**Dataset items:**
** Begin **
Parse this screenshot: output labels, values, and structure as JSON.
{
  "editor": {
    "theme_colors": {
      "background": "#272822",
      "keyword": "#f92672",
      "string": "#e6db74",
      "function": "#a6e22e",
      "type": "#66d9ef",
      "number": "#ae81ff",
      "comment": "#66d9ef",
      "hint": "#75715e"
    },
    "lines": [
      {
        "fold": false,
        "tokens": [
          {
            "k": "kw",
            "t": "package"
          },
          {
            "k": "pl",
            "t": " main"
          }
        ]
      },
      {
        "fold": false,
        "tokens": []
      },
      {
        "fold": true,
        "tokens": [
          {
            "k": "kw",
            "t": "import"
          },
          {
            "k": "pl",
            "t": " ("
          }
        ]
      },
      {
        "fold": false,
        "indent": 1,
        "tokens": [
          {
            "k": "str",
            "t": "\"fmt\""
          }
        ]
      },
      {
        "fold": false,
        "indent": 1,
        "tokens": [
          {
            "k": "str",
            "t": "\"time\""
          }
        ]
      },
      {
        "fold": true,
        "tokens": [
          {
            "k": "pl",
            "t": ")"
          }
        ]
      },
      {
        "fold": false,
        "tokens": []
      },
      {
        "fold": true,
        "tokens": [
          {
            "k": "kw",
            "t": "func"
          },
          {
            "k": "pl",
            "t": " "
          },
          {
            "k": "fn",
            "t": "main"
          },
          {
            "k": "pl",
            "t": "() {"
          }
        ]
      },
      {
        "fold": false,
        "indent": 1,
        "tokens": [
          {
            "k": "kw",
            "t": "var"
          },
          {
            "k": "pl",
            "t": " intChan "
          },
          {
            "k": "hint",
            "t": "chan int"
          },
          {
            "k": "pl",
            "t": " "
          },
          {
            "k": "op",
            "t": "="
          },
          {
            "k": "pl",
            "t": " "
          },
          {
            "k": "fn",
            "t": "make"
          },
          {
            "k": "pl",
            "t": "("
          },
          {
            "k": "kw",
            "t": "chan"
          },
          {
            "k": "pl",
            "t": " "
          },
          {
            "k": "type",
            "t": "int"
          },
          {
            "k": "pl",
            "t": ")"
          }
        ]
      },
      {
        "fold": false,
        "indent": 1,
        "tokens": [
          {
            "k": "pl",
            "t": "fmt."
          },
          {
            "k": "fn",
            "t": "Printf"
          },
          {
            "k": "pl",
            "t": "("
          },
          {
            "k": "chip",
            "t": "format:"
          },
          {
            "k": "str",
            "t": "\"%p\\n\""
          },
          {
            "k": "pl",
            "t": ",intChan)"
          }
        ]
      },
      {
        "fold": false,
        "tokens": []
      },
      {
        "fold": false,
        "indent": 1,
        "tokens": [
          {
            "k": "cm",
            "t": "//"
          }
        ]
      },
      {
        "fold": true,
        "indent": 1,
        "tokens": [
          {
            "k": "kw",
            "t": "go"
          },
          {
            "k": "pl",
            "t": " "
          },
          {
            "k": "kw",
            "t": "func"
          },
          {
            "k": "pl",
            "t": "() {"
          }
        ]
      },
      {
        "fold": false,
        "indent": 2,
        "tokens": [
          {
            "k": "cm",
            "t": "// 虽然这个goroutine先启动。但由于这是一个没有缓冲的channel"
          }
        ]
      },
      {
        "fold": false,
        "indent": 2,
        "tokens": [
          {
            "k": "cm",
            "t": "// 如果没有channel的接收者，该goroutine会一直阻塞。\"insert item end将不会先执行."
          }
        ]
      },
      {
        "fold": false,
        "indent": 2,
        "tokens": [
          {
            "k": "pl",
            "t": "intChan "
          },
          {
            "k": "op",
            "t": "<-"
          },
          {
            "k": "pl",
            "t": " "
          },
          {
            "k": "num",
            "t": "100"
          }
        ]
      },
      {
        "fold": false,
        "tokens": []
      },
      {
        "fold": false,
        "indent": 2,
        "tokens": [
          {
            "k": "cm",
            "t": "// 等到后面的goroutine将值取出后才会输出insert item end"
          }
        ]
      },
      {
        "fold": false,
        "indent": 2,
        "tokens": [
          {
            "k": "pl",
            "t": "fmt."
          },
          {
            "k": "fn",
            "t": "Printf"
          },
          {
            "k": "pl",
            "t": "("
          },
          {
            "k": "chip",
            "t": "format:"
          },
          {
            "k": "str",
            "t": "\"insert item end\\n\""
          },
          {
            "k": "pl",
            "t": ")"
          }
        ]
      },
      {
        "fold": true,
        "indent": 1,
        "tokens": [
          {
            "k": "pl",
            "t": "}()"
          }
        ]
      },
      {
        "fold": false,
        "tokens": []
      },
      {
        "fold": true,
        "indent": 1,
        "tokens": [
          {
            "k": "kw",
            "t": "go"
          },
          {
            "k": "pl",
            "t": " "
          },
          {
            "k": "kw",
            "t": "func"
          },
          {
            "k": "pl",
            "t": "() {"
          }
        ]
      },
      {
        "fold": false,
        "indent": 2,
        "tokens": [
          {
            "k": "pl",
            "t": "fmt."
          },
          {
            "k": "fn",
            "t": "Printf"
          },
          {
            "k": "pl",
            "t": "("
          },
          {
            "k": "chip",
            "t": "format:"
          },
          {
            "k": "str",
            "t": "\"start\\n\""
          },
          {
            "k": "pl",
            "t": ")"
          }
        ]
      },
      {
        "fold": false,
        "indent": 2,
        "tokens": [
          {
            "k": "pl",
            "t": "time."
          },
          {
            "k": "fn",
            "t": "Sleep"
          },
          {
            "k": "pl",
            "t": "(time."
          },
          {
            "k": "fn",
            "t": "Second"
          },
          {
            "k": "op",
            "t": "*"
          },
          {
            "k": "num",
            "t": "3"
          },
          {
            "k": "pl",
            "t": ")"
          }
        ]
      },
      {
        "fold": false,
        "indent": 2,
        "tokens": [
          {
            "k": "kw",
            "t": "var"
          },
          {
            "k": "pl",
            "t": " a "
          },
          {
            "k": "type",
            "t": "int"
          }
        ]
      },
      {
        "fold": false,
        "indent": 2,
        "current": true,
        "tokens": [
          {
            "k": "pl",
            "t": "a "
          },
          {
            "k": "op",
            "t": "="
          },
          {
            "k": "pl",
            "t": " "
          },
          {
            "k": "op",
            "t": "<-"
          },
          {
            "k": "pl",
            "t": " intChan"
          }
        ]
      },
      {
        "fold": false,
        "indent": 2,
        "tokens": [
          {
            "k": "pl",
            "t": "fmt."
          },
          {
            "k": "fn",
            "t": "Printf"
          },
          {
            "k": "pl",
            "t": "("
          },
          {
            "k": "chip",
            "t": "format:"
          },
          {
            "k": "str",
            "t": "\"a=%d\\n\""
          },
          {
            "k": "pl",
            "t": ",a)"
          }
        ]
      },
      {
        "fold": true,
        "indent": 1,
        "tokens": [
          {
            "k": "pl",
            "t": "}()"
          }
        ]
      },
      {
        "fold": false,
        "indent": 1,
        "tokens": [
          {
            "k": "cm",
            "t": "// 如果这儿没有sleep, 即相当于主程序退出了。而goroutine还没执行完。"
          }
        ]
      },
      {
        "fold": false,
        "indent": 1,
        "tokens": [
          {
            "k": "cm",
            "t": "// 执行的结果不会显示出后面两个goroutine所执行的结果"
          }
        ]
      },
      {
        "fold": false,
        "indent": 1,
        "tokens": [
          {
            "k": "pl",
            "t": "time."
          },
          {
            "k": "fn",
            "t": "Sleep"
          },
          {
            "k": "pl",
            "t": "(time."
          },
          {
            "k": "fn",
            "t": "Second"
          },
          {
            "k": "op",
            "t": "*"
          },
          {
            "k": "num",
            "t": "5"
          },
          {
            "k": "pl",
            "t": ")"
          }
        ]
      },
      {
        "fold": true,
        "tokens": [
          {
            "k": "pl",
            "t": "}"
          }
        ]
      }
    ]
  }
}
** End **
**Do this:** Your task is to extract all of the records exactly.

**The solution:**
Parse this screenshot: output labels, values, and structure as JSON.
{
  "editor": {
    "theme_colors": {
      "background": "#272822",
      "keyword": "#f92672",
      "string": "#e6db74",
      "function": "#a6e22e",
      "type": "#66d9ef",
      "number": "#ae81ff",
      "comment": "#66d9ef",
      "hint": "#75715e"
    },
    "lines": [
      {
        "fold": false,
        "tokens": [
          {
            "k": "kw",
            "t": "package"
          },
          {
            "k": "pl",
            "t": " main"
          }
        ]
      },
      {
        "fold": false,
        "tokens": []
      },
      {
        "fold": true,
        "tokens": [
          {
            "k": "kw",
            "t": "import"
          },
          {
            "k": "pl",
            "t": " ("
          }
        ]
      },
      {
        "fold": false,
        "indent": 1,
        "tokens": [
          {
            "k": "str",
            "t": "\"fmt\""
          }
        ]
      },
      {
        "fold": false,
        "indent": 1,
        "tokens": [
          {
            "k": "str",
            "t": "\"time\""
          }
        ]
      },
      {
        "fold": true,
        "tokens": [
          {
            "k": "pl",
            "t": ")"
          }
        ]
      },
      {
        "fold": false,
        "tokens": []
      },
      {
        "fold": true,
        "tokens": [
          {
            "k": "kw",
            "t": "func"
          },
          {
            "k": "pl",
            "t": " "
          },
          {
            "k": "fn",
            "t": "main"
          },
          {
            "k": "pl",
            "t": "() {"
          }
        ]
      },
      {
        "fold": false,
        "indent": 1,
        "tokens": [
          {
            "k": "kw",
            "t": "var"
          },
          {
            "k": "pl",
            "t": " intChan "
          },
          {
            "k": "hint",
            "t": "chan int"
          },
          {
            "k": "pl",
            "t": " "
          },
          {
            "k": "op",
            "t": "="
          },
          {
            "k": "pl",
            "t": " "
          },
          {
            "k": "fn",
            "t": "make"
          },
          {
            "k": "pl",
            "t": "("
          },
          {
            "k": "kw",
            "t": "chan"
          },
          {
            "k": "pl",
            "t": " "
          },
          {
            "k": "type",
            "t": "int"
          },
          {
            "k": "pl",
            "t": ")"
          }
        ]
      },
      {
        "fold": false,
        "indent": 1,
        "tokens": [
          {
            "k": "pl",
            "t": "fmt."
          },
          {
            "k": "fn",
            "t": "Printf"
          },
          {
            "k": "pl",
            "t": "("
          },
          {
            "k": "chip",
            "t": "format:"
          },
          {
            "k": "str",
            "t": "\"%p\\n\""
          },
          {
            "k": "pl",
            "t": ",intChan)"
          }
        ]
      },
      {
        "fold": false,
        "tokens": []
      },
      {
        "fold": false,
        "indent": 1,
        "tokens": [
          {
            "k": "cm",
            "t": "//"
          }
        ]
      },
      {
        "fold": true,
        "indent": 1,
        "tokens": [
          {
            "k": "kw",
            "t": "go"
          },
          {
            "k": "pl",
            "t": " "
          },
          {
            "k": "kw",
            "t": "func"
          },
          {
            "k": "pl",
            "t": "() {"
          }
        ]
      },
      {
        "fold": false,
        "indent": 2,
        "tokens": [
          {
            "k": "cm",
            "t": "// 虽然这个goroutine先启动。但由于这是一个没有缓冲的channel"
          }
        ]
      },
      {
        "fold": false,
        "indent": 2,
        "tokens": [
          {
            "k": "cm",
            "t": "// 如果没有channel的接收者，该goroutine会一直阻塞。\"insert item end将不会先执行."
          }
        ]
      },
      {
        "fold": false,
        "indent": 2,
        "tokens": [
          {
            "k": "pl",
            "t": "intChan "
          },
          {
            "k": "op",
            "t": "<-"
          },
          {
            "k": "pl",
            "t": " "
          },
          {
            "k": "num",
            "t": "100"
          }
        ]
      },
      {
        "fold": false,
        "tokens": []
      },
      {
        "fold": false,
        "indent": 2,
        "tokens": [
          {
            "k": "cm",
            "t": "// 等到后面的goroutine将值取出后才会输出insert item end"
          }
        ]
      },
      {
        "fold": false,
        "indent": 2,
        "tokens": [
          {
            "k": "pl",
            "t": "fmt."
          },
          {
            "k": "fn",
            "t": "Printf"
          },
          {
            "k": "pl",
            "t": "("
          },
          {
            "k": "chip",
            "t": "format:"
          },
          {
            "k": "str",
            "t": "\"insert item end\\n\""
          },
          {
            "k": "pl",
            "t": ")"
          }
        ]
      },
      {
        "fold": true,
        "indent": 1,
        "tokens": [
          {
            "k": "pl",
            "t": "}()"
          }
        ]
      },
      {
        "fold": false,
        "tokens": []
      },
      {
        "fold": true,
        "indent": 1,
        "tokens": [
          {
            "k": "kw",
            "t": "go"
          },
          {
            "k": "pl",
            "t": " "
          },
          {
            "k": "kw",
            "t": "func"
          },
          {
            "k": "pl",
            "t": "() {"
          }
        ]
      },
      {
        "fold": false,
        "indent": 2,
        "tokens": [
          {
            "k": "pl",
            "t": "fmt."
          },
          {
            "k": "fn",
            "t": "Printf"
          },
          {
            "k": "pl",
            "t": "("
          },
          {
            "k": "chip",
            "t": "format:"
          },
          {
            "k": "str",
            "t": "\"start\\n\""
          },
          {
            "k": "pl",
            "t": ")"
          }
        ]
      },
      {
        "fold": false,
        "indent": 2,
        "tokens": [
          {
            "k": "pl",
            "t": "time."
          },
          {
            "k": "fn",
            "t": "Sleep"
          },
          {
            "k": "pl",
            "t": "(time."
          },
          {
            "k": "fn",
            "t": "Second"
          },
          {
            "k": "op",
            "t": "*"
          },
          {
            "k": "num",
            "t": "3"
          },
          {
            "k": "pl",
            "t": ")"
          }
        ]
      },
      {
        "fold": false,
        "indent": 2,
        "tokens": [
          {
            "k": "kw",
            "t": "var"
          },
          {
            "k": "pl",
            "t": " a "
          },
          {
            "k": "type",
            "t": "int"
          }
        ]
      },
      {
        "fold": false,
        "indent": 2,
        "current": true,
        "tokens": [
          {
            "k": "pl",
            "t": "a "
          },
          {
            "k": "op",
            "t": "="
          },
          {
            "k": "pl",
            "t": " "
          },
          {
            "k": "op",
            "t": "<-"
          },
          {
            "k": "pl",
            "t": " intChan"
          }
        ]
      },
      {
        "fold": false,
        "indent": 2,
        "tokens": [
          {
            "k": "pl",
            "t": "fmt."
          },
          {
            "k": "fn",
            "t": "Printf"
          },
          {
            "k": "pl",
            "t": "("
          },
          {
            "k": "chip",
            "t": "format:"
          },
          {
            "k": "str",
            "t": "\"a=%d\\n\""
          },
          {
            "k": "pl",
            "t": ",a)"
          }
        ]
      },
      {
        "fold": true,
        "indent": 1,
        "tokens": [
          {
            "k": "pl",
            "t": "}()"
          }
        ]
      },
      {
        "fold": false,
        "indent": 1,
        "tokens": [
          {
            "k": "cm",
            "t": "// 如果这儿没有sleep, 即相当于主程序退出了。而goroutine还没执行完。"
          }
        ]
      },
      {
        "fold": false,
        "indent": 1,
        "tokens": [
          {
            "k": "cm",
            "t": "// 执行的结果不会显示出后面两个goroutine所执行的结果"
          }
        ]
      },
      {
        "fold": false,
        "indent": 1,
        "tokens": [
          {
            "k": "pl",
            "t": "time."
          },
          {
            "k": "fn",
            "t": "Sleep"
          },
          {
            "k": "pl",
            "t": "(time."
          },
          {
            "k": "fn",
            "t": "Second"
          },
          {
            "k": "op",
            "t": "*"
          },
          {
            "k": "num",
            "t": "5"
          },
          {
            "k": "pl",
            "t": ")"
          }
        ]
      },
      {
        "fold": true,
        "tokens": [
          {
            "k": "pl",
            "t": "}"
          }
        ]
      }
    ]
  }
}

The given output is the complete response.